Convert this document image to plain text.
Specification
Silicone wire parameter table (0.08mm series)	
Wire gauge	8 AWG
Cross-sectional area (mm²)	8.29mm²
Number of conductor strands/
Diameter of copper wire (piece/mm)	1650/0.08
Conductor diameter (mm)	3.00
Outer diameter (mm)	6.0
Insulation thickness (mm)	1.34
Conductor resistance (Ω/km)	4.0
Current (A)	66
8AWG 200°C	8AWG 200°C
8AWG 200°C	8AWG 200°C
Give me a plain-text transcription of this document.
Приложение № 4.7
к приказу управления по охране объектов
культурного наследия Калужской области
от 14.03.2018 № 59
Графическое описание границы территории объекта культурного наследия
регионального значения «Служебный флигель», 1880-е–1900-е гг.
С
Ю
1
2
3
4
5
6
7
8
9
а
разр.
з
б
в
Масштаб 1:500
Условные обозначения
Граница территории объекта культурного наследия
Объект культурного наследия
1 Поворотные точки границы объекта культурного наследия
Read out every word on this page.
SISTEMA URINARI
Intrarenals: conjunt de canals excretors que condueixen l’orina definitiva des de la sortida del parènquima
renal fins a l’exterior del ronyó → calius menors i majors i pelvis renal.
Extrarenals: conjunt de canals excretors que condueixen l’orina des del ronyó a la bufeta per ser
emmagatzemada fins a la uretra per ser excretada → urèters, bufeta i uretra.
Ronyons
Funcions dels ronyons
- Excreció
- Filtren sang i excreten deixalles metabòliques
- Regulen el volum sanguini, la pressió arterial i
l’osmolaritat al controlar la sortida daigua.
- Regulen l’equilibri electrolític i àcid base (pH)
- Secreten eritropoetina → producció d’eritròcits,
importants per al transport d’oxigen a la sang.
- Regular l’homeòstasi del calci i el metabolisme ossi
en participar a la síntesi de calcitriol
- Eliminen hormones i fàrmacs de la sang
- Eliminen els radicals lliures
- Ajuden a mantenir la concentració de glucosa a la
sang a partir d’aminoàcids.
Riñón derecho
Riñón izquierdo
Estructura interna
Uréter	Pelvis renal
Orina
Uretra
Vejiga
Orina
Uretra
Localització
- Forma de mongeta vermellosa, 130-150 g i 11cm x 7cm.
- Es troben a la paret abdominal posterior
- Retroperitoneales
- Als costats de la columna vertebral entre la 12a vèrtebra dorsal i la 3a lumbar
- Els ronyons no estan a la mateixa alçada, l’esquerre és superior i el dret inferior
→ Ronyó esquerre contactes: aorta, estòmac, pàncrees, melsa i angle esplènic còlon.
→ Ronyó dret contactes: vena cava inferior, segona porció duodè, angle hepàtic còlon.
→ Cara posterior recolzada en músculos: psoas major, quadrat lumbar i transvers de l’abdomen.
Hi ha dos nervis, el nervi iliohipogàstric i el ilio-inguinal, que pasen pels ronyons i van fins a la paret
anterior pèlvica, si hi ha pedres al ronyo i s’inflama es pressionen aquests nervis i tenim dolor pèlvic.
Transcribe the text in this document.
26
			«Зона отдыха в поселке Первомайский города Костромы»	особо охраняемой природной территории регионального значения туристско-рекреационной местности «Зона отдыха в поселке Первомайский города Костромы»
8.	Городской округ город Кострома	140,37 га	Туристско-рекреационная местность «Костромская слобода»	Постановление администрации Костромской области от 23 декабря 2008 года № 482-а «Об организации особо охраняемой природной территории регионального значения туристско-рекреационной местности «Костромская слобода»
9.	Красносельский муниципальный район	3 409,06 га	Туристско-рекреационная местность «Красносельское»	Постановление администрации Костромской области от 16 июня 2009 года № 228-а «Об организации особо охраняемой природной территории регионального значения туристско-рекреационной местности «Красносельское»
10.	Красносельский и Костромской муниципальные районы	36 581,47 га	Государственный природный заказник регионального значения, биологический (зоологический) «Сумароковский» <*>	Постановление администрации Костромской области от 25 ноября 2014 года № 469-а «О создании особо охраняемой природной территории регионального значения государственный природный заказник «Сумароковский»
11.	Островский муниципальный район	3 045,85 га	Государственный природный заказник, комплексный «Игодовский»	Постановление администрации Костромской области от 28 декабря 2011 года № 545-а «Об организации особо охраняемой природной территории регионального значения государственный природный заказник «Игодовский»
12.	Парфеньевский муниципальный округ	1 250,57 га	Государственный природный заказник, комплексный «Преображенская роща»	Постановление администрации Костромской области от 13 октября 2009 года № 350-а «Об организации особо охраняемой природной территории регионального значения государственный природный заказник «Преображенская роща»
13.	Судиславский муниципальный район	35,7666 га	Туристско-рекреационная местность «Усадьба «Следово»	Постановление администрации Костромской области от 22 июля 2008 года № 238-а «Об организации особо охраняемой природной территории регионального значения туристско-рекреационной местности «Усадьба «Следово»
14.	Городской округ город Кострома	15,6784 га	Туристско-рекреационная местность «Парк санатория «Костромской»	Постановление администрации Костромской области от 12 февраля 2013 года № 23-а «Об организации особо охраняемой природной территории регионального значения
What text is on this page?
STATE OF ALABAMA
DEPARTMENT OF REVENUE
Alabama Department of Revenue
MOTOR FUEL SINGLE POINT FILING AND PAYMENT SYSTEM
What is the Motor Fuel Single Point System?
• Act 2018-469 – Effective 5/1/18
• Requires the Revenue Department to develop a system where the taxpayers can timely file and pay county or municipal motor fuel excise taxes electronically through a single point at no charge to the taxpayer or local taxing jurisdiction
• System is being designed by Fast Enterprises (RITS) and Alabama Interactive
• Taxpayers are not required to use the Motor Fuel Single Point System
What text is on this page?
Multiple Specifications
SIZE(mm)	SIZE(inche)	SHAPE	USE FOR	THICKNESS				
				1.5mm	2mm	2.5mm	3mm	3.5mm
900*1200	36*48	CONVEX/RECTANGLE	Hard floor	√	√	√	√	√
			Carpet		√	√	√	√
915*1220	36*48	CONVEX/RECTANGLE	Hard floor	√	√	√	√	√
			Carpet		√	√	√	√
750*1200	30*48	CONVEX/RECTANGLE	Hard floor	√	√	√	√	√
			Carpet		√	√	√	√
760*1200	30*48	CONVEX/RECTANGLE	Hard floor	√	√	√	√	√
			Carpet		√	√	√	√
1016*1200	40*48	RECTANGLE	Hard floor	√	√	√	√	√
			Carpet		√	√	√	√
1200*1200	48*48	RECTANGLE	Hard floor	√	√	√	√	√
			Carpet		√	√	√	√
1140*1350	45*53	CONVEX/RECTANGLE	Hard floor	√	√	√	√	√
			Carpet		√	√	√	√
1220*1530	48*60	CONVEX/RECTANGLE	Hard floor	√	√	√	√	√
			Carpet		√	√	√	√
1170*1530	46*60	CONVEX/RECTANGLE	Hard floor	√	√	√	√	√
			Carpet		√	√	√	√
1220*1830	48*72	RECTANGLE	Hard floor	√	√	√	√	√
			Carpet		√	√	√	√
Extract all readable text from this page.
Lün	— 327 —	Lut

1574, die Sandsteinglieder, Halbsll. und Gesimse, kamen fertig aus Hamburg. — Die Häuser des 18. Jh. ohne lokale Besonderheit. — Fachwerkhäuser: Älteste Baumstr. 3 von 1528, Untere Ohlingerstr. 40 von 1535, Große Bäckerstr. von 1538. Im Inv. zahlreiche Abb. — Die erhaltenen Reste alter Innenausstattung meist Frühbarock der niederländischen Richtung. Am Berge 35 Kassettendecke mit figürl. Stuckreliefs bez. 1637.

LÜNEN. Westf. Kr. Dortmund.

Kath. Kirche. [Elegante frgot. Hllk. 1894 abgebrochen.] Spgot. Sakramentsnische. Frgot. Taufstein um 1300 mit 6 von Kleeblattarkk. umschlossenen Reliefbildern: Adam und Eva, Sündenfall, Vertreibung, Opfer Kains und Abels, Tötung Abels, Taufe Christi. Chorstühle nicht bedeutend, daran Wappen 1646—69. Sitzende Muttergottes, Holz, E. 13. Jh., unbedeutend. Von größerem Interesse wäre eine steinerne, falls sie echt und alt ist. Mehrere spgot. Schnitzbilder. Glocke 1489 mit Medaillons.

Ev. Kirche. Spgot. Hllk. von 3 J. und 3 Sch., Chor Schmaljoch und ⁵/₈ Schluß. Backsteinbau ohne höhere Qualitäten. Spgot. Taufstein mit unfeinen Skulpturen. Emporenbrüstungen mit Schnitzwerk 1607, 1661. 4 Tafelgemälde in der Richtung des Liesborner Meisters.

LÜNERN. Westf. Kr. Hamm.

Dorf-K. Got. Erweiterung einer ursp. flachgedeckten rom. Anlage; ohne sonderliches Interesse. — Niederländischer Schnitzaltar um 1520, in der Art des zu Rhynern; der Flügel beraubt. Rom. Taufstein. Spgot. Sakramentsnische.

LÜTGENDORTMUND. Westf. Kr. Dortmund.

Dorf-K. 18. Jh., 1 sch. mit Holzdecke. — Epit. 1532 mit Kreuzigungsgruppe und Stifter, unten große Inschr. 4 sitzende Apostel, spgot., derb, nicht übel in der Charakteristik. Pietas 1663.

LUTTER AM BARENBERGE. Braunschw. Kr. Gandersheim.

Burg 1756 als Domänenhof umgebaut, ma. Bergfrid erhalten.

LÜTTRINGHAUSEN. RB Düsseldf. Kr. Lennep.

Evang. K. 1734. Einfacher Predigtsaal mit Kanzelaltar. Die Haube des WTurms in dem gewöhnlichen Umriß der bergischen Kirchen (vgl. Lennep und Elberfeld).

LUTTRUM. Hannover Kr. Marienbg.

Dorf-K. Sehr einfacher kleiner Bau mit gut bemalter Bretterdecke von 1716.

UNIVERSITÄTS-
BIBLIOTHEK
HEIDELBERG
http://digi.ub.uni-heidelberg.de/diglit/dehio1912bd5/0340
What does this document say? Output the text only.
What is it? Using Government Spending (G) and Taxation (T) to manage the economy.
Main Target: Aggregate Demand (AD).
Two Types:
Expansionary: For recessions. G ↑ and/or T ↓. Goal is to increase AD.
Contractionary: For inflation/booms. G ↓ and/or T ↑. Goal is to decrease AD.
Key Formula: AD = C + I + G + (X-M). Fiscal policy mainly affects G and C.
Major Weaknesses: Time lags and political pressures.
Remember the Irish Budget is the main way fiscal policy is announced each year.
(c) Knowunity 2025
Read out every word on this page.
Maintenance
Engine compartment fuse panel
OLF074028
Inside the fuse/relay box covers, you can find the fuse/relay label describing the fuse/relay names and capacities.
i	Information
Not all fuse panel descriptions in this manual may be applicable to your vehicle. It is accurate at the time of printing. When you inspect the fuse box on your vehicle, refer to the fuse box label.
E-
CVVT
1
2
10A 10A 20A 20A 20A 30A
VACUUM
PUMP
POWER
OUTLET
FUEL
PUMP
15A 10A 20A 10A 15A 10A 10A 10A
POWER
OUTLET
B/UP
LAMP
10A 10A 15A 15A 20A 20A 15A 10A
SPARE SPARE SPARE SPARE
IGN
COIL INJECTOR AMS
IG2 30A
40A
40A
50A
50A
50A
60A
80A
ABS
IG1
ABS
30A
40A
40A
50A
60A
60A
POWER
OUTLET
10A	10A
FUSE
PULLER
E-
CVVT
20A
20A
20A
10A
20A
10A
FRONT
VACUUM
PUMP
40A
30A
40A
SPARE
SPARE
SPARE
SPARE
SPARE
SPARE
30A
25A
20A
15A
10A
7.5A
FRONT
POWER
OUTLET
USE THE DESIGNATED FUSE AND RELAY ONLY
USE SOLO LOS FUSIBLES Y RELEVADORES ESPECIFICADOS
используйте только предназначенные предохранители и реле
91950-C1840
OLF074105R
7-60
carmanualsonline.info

------------------------------------------------------------------------

## What is being asked
Copy out every line of the material above that mentions the word "Dorf".

## Output for this task
Dorf-K. Got. Erweiterung einer ursp. flachgedeckten rom. Anlage; ohne sonderliches Interesse. — Niederländischer Schnitzaltar um 1520, in der Art des zu Rhynern; der Flügel beraubt. Rom. Taufstein. Spgot. Sakramentsnische.
Dorf-K. 18. Jh., 1 sch. mit Holzdecke. — Epit. 1532 mit Kreuzigungsgruppe und Stifter, unten große Inschr. 4 sitzende Apostel, spgot., derb, nicht übel in der Charakteristik. Pietas 1663.
Dorf-K. Sehr einfacher kleiner Bau mit gut bemalter Bretterdecke von 1716.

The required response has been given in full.